Task requirements »
Output the whole listing again, exactly as it reads.
== Segment start ==
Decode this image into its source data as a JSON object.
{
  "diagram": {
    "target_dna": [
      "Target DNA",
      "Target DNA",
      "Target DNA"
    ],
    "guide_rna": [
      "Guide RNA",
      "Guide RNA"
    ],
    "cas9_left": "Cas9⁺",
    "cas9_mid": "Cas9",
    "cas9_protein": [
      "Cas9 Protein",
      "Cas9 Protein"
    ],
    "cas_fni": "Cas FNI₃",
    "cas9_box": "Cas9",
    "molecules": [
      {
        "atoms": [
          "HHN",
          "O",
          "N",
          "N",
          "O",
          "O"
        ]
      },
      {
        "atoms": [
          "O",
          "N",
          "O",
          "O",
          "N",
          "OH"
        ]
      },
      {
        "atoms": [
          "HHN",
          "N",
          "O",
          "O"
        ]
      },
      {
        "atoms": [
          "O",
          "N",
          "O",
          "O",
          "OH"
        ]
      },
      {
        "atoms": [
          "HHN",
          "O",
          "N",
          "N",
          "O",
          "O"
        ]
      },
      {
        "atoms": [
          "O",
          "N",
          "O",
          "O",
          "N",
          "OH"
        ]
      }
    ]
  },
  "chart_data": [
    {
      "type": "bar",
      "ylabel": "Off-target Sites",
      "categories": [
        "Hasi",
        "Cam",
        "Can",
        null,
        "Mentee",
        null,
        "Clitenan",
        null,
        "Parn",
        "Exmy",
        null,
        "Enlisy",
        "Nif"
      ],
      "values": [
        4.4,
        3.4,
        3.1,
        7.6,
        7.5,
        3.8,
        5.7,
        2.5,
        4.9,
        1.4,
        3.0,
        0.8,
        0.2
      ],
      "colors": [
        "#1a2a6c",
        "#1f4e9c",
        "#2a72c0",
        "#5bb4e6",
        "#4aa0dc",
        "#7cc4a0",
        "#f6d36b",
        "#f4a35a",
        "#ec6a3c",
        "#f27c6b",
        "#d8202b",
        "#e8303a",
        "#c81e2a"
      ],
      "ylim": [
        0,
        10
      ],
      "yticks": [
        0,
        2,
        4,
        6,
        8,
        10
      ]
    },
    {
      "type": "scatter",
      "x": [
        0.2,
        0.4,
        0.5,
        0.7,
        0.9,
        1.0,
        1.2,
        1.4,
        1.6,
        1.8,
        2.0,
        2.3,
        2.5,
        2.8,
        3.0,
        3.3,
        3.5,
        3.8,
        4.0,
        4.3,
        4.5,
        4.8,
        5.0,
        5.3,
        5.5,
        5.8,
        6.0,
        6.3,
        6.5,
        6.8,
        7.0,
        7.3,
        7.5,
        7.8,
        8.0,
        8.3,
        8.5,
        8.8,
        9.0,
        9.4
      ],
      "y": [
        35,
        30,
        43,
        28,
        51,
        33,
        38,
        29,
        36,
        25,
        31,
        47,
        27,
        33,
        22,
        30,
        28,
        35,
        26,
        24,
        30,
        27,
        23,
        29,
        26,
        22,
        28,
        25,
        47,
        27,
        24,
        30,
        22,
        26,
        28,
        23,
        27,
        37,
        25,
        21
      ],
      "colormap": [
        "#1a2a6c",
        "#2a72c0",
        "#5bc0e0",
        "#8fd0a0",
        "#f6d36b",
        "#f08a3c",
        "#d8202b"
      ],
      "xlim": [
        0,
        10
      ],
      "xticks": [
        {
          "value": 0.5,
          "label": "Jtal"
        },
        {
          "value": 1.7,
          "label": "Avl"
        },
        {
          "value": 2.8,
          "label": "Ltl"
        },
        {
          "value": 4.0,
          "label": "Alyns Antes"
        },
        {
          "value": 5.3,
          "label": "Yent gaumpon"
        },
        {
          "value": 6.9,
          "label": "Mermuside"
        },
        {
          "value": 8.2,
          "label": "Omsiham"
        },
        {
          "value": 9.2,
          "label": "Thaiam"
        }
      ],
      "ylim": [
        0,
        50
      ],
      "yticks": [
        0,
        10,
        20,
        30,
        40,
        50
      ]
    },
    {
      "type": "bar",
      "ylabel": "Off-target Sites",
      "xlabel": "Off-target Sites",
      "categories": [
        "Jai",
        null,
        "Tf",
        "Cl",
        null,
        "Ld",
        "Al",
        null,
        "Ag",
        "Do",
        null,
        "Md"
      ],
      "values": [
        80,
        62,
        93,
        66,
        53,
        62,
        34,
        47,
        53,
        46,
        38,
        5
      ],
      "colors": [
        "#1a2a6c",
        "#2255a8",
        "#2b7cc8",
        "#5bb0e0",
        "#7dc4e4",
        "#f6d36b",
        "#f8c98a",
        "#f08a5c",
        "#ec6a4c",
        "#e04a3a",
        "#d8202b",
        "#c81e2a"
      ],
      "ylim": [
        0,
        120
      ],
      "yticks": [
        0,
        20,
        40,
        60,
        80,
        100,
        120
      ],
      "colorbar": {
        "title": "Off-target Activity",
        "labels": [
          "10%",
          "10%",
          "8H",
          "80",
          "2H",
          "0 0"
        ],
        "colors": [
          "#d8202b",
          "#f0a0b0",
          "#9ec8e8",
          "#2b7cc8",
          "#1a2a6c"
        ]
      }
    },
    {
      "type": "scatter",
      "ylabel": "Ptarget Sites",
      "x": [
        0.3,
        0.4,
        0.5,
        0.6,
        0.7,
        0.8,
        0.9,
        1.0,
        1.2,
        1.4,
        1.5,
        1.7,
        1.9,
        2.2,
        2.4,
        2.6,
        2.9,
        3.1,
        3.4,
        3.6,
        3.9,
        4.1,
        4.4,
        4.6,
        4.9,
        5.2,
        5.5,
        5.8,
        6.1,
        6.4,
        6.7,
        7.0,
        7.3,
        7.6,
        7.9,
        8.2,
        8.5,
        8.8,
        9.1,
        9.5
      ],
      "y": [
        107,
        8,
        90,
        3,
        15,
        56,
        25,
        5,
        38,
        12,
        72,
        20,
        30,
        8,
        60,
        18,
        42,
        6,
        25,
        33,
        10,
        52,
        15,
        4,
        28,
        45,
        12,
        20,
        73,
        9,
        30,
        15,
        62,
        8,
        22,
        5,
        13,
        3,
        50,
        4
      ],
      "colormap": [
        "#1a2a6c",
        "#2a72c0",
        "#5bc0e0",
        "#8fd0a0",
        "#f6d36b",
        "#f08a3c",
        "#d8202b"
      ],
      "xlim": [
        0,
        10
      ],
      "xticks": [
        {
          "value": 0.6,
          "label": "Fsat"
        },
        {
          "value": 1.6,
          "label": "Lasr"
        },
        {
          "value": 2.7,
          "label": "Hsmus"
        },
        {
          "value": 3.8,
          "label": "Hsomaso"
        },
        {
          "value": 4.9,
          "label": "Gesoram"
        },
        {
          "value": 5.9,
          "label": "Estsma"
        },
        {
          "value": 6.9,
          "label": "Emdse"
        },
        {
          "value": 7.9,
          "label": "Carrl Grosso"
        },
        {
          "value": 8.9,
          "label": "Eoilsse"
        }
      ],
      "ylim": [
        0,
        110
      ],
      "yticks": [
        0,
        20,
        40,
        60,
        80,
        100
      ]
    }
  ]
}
== Segment end ==
Exercise response »
Decode this image into its source data as a JSON object.
{
  "diagram": {
    "target_dna": [
      "Target DNA",
      "Target DNA",
      "Target DNA"
    ],
    "guide_rna": [
      "Guide RNA",
      "Guide RNA"
    ],
    "cas9_left": "Cas9⁺",
    "cas9_mid": "Cas9",
    "cas9_protein": [
      "Cas9 Protein",
      "Cas9 Protein"
    ],
    "cas_fni": "Cas FNI₃",
    "cas9_box": "Cas9",
    "molecules": [
      {
        "atoms": [
          "HHN",
          "O",
          "N",
          "N",
          "O",
          "O"
        ]
      },
      {
        "atoms": [
          "O",
          "N",
          "O",
          "O",
          "N",
          "OH"
        ]
      },
      {
        "atoms": [
          "HHN",
          "N",
          "O",
          "O"
        ]
      },
      {
        "atoms": [
          "O",
          "N",
          "O",
          "O",
          "OH"
        ]
      },
      {
        "atoms": [
          "HHN",
          "O",
          "N",
          "N",
          "O",
          "O"
        ]
      },
      {
        "atoms": [
          "O",
          "N",
          "O",
          "O",
          "N",
          "OH"
        ]
      }
    ]
  },
  "chart_data": [
    {
      "type": "bar",
      "ylabel": "Off-target Sites",
      "categories": [
        "Hasi",
        "Cam",
        "Can",
        null,
        "Mentee",
        null,
        "Clitenan",
        null,
        "Parn",
        "Exmy",
        null,
        "Enlisy",
        "Nif"
      ],
      "values": [
        4.4,
        3.4,
        3.1,
        7.6,
        7.5,
        3.8,
        5.7,
        2.5,
        4.9,
        1.4,
        3.0,
        0.8,
        0.2
      ],
      "colors": [
        "#1a2a6c",
        "#1f4e9c",
        "#2a72c0",
        "#5bb4e6",
        "#4aa0dc",
        "#7cc4a0",
        "#f6d36b",
        "#f4a35a",
        "#ec6a3c",
        "#f27c6b",
        "#d8202b",
        "#e8303a",
        "#c81e2a"
      ],
      "ylim": [
        0,
        10
      ],
      "yticks": [
        0,
        2,
        4,
        6,
        8,
        10
      ]
    },
    {
      "type": "scatter",
      "x": [
        0.2,
        0.4,
        0.5,
        0.7,
        0.9,
        1.0,
        1.2,
        1.4,
        1.6,
        1.8,
        2.0,
        2.3,
        2.5,
        2.8,
        3.0,
        3.3,
        3.5,
        3.8,
        4.0,
        4.3,
        4.5,
        4.8,
        5.0,
        5.3,
        5.5,
        5.8,
        6.0,
        6.3,
        6.5,
        6.8,
        7.0,
        7.3,
        7.5,
        7.8,
        8.0,
        8.3,
        8.5,
        8.8,
        9.0,
        9.4
      ],
      "y": [
        35,
        30,
        43,
        28,
        51,
        33,
        38,
        29,
        36,
        25,
        31,
        47,
        27,
        33,
        22,
        30,
        28,
        35,
        26,
        24,
        30,
        27,
        23,
        29,
        26,
        22,
        28,
        25,
        47,
        27,
        24,
        30,
        22,
        26,
        28,
        23,
        27,
        37,
        25,
        21
      ],
      "colormap": [
        "#1a2a6c",
        "#2a72c0",
        "#5bc0e0",
        "#8fd0a0",
        "#f6d36b",
        "#f08a3c",
        "#d8202b"
      ],
      "xlim": [
        0,
        10
      ],
      "xticks": [
        {
          "value": 0.5,
          "label": "Jtal"
        },
        {
          "value": 1.7,
          "label": "Avl"
        },
        {
          "value": 2.8,
          "label": "Ltl"
        },
        {
          "value": 4.0,
          "label": "Alyns Antes"
        },
        {
          "value": 5.3,
          "label": "Yent gaumpon"
        },
        {
          "value": 6.9,
          "label": "Mermuside"
        },
        {
          "value": 8.2,
          "label": "Omsiham"
        },
        {
          "value": 9.2,
          "label": "Thaiam"
        }
      ],
      "ylim": [
        0,
        50
      ],
      "yticks": [
        0,
        10,
        20,
        30,
        40,
        50
      ]
    },
    {
      "type": "bar",
      "ylabel": "Off-target Sites",
      "xlabel": "Off-target Sites",
      "categories": [
        "Jai",
        null,
        "Tf",
        "Cl",
        null,
        "Ld",
        "Al",
        null,
        "Ag",
        "Do",
        null,
        "Md"
      ],
      "values": [
        80,
        62,
        93,
        66,
        53,
        62,
        34,
        47,
        53,
        46,
        38,
        5
      ],
      "colors": [
        "#1a2a6c",
        "#2255a8",
        "#2b7cc8",
        "#5bb0e0",
        "#7dc4e4",
        "#f6d36b",
        "#f8c98a",
        "#f08a5c",
        "#ec6a4c",
        "#e04a3a",
        "#d8202b",
        "#c81e2a"
      ],
      "ylim": [
        0,
        120
      ],
      "yticks": [
        0,
        20,
        40,
        60,
        80,
        100,
        120
      ],
      "colorbar": {
        "title": "Off-target Activity",
        "labels": [
          "10%",
          "10%",
          "8H",
          "80",
          "2H",
          "0 0"
        ],
        "colors": [
          "#d8202b",
          "#f0a0b0",
          "#9ec8e8",
          "#2b7cc8",
          "#1a2a6c"
        ]
      }
    },
    {
      "type": "scatter",
      "ylabel": "Ptarget Sites",
      "x": [
        0.3,
        0.4,
        0.5,
        0.6,
        0.7,
        0.8,
        0.9,
        1.0,
        1.2,
        1.4,
        1.5,
        1.7,
        1.9,
        2.2,
        2.4,
        2.6,
        2.9,
        3.1,
        3.4,
        3.6,
        3.9,
        4.1,
        4.4,
        4.6,
        4.9,
        5.2,
        5.5,
        5.8,
        6.1,
        6.4,
        6.7,
        7.0,
        7.3,
        7.6,
        7.9,
        8.2,
        8.5,
        8.8,
        9.1,
        9.5
      ],
      "y": [
        107,
        8,
        90,
        3,
        15,
        56,
        25,
        5,
        38,
        12,
        72,
        20,
        30,
        8,
        60,
        18,
        42,
        6,
        25,
        33,
        10,
        52,
        15,
        4,
        28,
        45,
        12,
        20,
        73,
        9,
        30,
        15,
        62,
        8,
        22,
        5,
        13,
        3,
        50,
        4
      ],
      "colormap": [
        "#1a2a6c",
        "#2a72c0",
        "#5bc0e0",
        "#8fd0a0",
        "#f6d36b",
        "#f08a3c",
        "#d8202b"
      ],
      "xlim": [
        0,
        10
      ],
      "xticks": [
        {
          "value": 0.6,
          "label": "Fsat"
        },
        {
          "value": 1.6,
          "label": "Lasr"
        },
        {
          "value": 2.7,
          "label": "Hsmus"
        },
        {
          "value": 3.8,
          "label": "Hsomaso"
        },
        {
          "value": 4.9,
          "label": "Gesoram"
        },
        {
          "value": 5.9,
          "label": "Estsma"
        },
        {
          "value": 6.9,
          "label": "Emdse"
        },
        {
          "value": 7.9,
          "label": "Carrl Grosso"
        },
        {
          "value": 8.9,
          "label": "Eoilsse"
        }
      ],
      "ylim": [
        0,
        110
      ],
      "yticks": [
        0,
        20,
        40,
        60,
        80,
        100
      ]
    }
  ]
}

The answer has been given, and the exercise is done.